Excerpts from a figure dataset
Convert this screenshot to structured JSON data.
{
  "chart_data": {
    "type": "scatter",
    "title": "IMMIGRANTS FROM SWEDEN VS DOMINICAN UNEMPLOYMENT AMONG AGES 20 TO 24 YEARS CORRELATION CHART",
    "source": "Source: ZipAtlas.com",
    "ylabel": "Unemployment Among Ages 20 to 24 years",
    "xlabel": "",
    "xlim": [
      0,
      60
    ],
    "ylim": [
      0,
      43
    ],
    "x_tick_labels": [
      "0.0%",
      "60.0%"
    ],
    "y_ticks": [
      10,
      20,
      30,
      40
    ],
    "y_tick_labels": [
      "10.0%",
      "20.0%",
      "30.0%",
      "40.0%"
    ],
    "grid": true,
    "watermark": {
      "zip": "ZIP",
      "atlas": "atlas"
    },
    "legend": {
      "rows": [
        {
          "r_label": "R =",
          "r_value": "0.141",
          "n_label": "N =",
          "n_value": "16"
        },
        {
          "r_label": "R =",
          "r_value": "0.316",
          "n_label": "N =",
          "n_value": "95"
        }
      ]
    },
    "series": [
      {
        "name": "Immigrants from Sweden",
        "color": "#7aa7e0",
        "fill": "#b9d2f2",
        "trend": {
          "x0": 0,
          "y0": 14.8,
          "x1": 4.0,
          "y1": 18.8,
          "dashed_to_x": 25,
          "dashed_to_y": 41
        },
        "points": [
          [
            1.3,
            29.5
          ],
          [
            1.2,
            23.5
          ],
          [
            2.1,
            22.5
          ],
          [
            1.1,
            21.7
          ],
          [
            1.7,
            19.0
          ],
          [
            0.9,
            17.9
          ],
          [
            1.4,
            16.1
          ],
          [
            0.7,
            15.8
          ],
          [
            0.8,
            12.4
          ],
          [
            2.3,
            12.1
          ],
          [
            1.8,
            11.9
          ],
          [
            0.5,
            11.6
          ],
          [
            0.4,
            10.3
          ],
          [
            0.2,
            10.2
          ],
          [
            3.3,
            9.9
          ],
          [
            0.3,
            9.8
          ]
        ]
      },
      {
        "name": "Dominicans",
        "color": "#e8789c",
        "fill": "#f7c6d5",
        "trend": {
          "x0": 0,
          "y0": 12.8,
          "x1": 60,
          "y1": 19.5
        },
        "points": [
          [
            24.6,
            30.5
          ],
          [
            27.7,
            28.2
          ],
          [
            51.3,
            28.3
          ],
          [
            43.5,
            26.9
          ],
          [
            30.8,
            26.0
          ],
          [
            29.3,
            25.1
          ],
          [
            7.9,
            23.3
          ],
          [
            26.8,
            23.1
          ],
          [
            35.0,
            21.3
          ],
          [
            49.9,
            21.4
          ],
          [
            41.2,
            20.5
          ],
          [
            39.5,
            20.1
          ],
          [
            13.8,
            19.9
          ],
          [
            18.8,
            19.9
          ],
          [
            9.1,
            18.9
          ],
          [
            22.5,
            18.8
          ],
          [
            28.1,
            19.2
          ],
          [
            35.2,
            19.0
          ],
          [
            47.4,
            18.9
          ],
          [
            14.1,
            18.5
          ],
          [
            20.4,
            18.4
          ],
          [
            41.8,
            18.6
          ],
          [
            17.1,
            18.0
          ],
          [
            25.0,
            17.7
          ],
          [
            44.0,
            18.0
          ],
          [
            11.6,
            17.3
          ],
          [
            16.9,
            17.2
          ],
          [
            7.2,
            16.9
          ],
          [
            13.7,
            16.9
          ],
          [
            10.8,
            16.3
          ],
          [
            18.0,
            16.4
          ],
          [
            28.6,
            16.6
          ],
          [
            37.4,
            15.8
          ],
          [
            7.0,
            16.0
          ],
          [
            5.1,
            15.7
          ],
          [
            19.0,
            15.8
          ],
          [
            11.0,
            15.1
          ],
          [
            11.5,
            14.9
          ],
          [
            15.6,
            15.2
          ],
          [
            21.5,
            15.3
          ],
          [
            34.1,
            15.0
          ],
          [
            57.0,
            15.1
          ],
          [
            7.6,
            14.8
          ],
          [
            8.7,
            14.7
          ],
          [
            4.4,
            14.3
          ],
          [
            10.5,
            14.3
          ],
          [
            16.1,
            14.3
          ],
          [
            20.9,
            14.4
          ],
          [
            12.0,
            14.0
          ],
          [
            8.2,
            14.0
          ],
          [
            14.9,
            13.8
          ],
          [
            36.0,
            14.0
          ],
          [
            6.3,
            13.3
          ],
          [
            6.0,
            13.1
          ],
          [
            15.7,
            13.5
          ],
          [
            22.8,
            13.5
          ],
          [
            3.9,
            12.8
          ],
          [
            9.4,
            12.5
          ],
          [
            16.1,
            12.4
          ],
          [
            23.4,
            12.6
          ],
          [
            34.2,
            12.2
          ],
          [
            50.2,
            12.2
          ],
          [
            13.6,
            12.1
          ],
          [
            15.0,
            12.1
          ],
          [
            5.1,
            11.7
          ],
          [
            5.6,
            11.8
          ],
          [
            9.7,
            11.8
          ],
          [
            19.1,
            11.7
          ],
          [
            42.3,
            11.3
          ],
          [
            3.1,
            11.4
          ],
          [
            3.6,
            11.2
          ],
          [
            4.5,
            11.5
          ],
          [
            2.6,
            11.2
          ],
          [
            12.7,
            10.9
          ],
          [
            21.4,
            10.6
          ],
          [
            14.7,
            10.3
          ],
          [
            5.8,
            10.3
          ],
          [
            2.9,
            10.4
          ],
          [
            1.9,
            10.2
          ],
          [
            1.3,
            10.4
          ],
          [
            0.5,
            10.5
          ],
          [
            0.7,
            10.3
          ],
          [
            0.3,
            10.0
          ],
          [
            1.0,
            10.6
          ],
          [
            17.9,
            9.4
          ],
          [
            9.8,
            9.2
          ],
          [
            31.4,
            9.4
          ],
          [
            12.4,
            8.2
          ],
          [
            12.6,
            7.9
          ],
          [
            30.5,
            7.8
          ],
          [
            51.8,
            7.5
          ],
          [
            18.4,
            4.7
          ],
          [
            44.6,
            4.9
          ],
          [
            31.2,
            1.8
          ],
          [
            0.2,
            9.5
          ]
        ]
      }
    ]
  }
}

■ **Task to carry out**:
Print the records above in full, exactly.

■ **Answer below**:
Convert this screenshot to structured JSON data.
{
  "chart_data": {
    "type": "scatter",
    "title": "IMMIGRANTS FROM SWEDEN VS DOMINICAN UNEMPLOYMENT AMONG AGES 20 TO 24 YEARS CORRELATION CHART",
    "source": "Source: ZipAtlas.com",
    "ylabel": "Unemployment Among Ages 20 to 24 years",
    "xlabel": "",
    "xlim": [
      0,
      60
    ],
    "ylim": [
      0,
      43
    ],
    "x_tick_labels": [
      "0.0%",
      "60.0%"
    ],
    "y_ticks": [
      10,
      20,
      30,
      40
    ],
    "y_tick_labels": [
      "10.0%",
      "20.0%",
      "30.0%",
      "40.0%"
    ],
    "grid": true,
    "watermark": {
      "zip": "ZIP",
      "atlas": "atlas"
    },
    "legend": {
      "rows": [
        {
          "r_label": "R =",
          "r_value": "0.141",
          "n_label": "N =",
          "n_value": "16"
        },
        {
          "r_label": "R =",
          "r_value": "0.316",
          "n_label": "N =",
          "n_value": "95"
        }
      ]
    },
    "series": [
      {
        "name": "Immigrants from Sweden",
        "color": "#7aa7e0",
        "fill": "#b9d2f2",
        "trend": {
          "x0": 0,
          "y0": 14.8,
          "x1": 4.0,
          "y1": 18.8,
          "dashed_to_x": 25,
          "dashed_to_y": 41
        },
        "points": [
          [
            1.3,
            29.5
          ],
          [
            1.2,
            23.5
          ],
          [
            2.1,
            22.5
          ],
          [
            1.1,
            21.7
          ],
          [
            1.7,
            19.0
          ],
          [
            0.9,
            17.9
          ],
          [
            1.4,
            16.1
          ],
          [
            0.7,
            15.8
          ],
          [
            0.8,
            12.4
          ],
          [
            2.3,
            12.1
          ],
          [
            1.8,
            11.9
          ],
          [
            0.5,
            11.6
          ],
          [
            0.4,
            10.3
          ],
          [
            0.2,
            10.2
          ],
          [
            3.3,
            9.9
          ],
          [
            0.3,
            9.8
          ]
        ]
      },
      {
        "name": "Dominicans",
        "color": "#e8789c",
        "fill": "#f7c6d5",
        "trend": {
          "x0": 0,
          "y0": 12.8,
          "x1": 60,
          "y1": 19.5
        },
        "points": [
          [
            24.6,
            30.5
          ],
          [
            27.7,
            28.2
          ],
          [
            51.3,
            28.3
          ],
          [
            43.5,
            26.9
          ],
          [
            30.8,
            26.0
          ],
          [
            29.3,
            25.1
          ],
          [
            7.9,
            23.3
          ],
          [
            26.8,
            23.1
          ],
          [
            35.0,
            21.3
          ],
          [
            49.9,
            21.4
          ],
          [
            41.2,
            20.5
          ],
          [
            39.5,
            20.1
          ],
          [
            13.8,
            19.9
          ],
          [
            18.8,
            19.9
          ],
          [
            9.1,
            18.9
          ],
          [
            22.5,
            18.8
          ],
          [
            28.1,
            19.2
          ],
          [
            35.2,
            19.0
          ],
          [
            47.4,
            18.9
          ],
          [
            14.1,
            18.5
          ],
          [
            20.4,
            18.4
          ],
          [
            41.8,
            18.6
          ],
          [
            17.1,
            18.0
          ],
          [
            25.0,
            17.7
          ],
          [
            44.0,
            18.0
          ],
          [
            11.6,
            17.3
          ],
          [
            16.9,
            17.2
          ],
          [
            7.2,
            16.9
          ],
          [
            13.7,
            16.9
          ],
          [
            10.8,
            16.3
          ],
          [
            18.0,
            16.4
          ],
          [
            28.6,
            16.6
          ],
          [
            37.4,
            15.8
          ],
          [
            7.0,
            16.0
          ],
          [
            5.1,
            15.7
          ],
          [
            19.0,
            15.8
          ],
          [
            11.0,
            15.1
          ],
          [
            11.5,
            14.9
          ],
          [
            15.6,
            15.2
          ],
          [
            21.5,
            15.3
          ],
          [
            34.1,
            15.0
          ],
          [
            57.0,
            15.1
          ],
          [
            7.6,
            14.8
          ],
          [
            8.7,
            14.7
          ],
          [
            4.4,
            14.3
          ],
          [
            10.5,
            14.3
          ],
          [
            16.1,
            14.3
          ],
          [
            20.9,
            14.4
          ],
          [
            12.0,
            14.0
          ],
          [
            8.2,
            14.0
          ],
          [
            14.9,
            13.8
          ],
          [
            36.0,
            14.0
          ],
          [
            6.3,
            13.3
          ],
          [
            6.0,
            13.1
          ],
          [
            15.7,
            13.5
          ],
          [
            22.8,
            13.5
          ],
          [
            3.9,
            12.8
          ],
          [
            9.4,
            12.5
          ],
          [
            16.1,
            12.4
          ],
          [
            23.4,
            12.6
          ],
          [
            34.2,
            12.2
          ],
          [
            50.2,
            12.2
          ],
          [
            13.6,
            12.1
          ],
          [
            15.0,
            12.1
          ],
          [
            5.1,
            11.7
          ],
          [
            5.6,
            11.8
          ],
          [
            9.7,
            11.8
          ],
          [
            19.1,
            11.7
          ],
          [
            42.3,
            11.3
          ],
          [
            3.1,
            11.4
          ],
          [
            3.6,
            11.2
          ],
          [
            4.5,
            11.5
          ],
          [
            2.6,
            11.2
          ],
          [
            12.7,
            10.9
          ],
          [
            21.4,
            10.6
          ],
          [
            14.7,
            10.3
          ],
          [
            5.8,
            10.3
          ],
          [
            2.9,
            10.4
          ],
          [
            1.9,
            10.2
          ],
          [
            1.3,
            10.4
          ],
          [
            0.5,
            10.5
          ],
          [
            0.7,
            10.3
          ],
          [
            0.3,
            10.0
          ],
          [
            1.0,
            10.6
          ],
          [
            17.9,
            9.4
          ],
          [
            9.8,
            9.2
          ],
          [
            31.4,
            9.4
          ],
          [
            12.4,
            8.2
          ],
          [
            12.6,
            7.9
          ],
          [
            30.5,
            7.8
          ],
          [
            51.8,
            7.5
          ],
          [
            18.4,
            4.7
          ],
          [
            44.6,
            4.9
          ],
          [
            31.2,
            1.8
          ],
          [
            0.2,
            9.5
          ]
        ]
      }
    ]
  }
}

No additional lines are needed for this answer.